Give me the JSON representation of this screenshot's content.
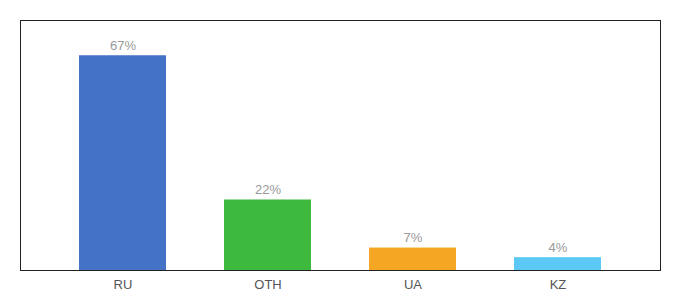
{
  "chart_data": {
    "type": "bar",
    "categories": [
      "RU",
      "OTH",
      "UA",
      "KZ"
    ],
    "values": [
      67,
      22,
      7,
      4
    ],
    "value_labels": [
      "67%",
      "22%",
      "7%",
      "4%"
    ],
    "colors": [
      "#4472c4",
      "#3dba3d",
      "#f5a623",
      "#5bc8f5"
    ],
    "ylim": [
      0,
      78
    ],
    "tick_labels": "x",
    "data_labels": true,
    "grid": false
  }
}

==

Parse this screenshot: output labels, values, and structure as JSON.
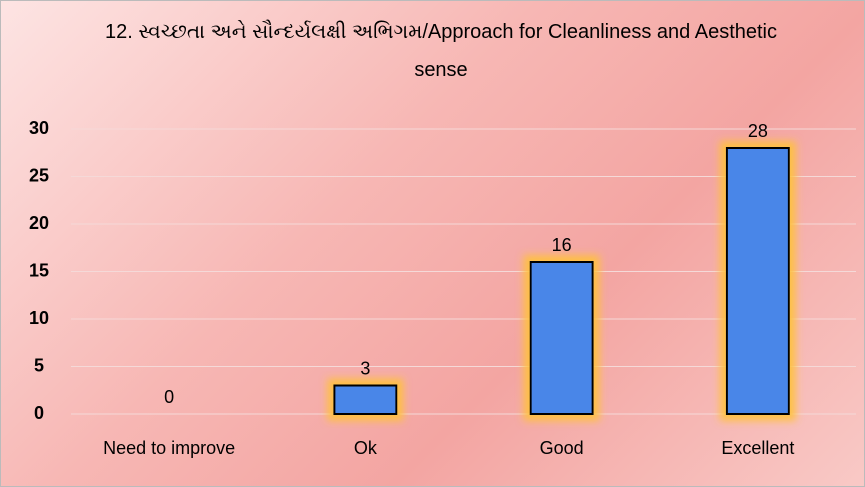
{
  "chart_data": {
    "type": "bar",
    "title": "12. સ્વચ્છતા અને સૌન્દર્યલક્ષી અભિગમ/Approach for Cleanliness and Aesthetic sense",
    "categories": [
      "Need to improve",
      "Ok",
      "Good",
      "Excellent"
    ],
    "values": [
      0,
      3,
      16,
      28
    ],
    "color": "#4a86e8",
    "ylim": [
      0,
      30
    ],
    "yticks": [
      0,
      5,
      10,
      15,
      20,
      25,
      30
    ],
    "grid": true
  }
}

• What needs to be done: Within the listing above, find every line containing the string "this" and return it.

• Final answer:
Give me the JSON representation of this screenshot's content.
Parse this screenshot: output labels, values, and structure as JSON.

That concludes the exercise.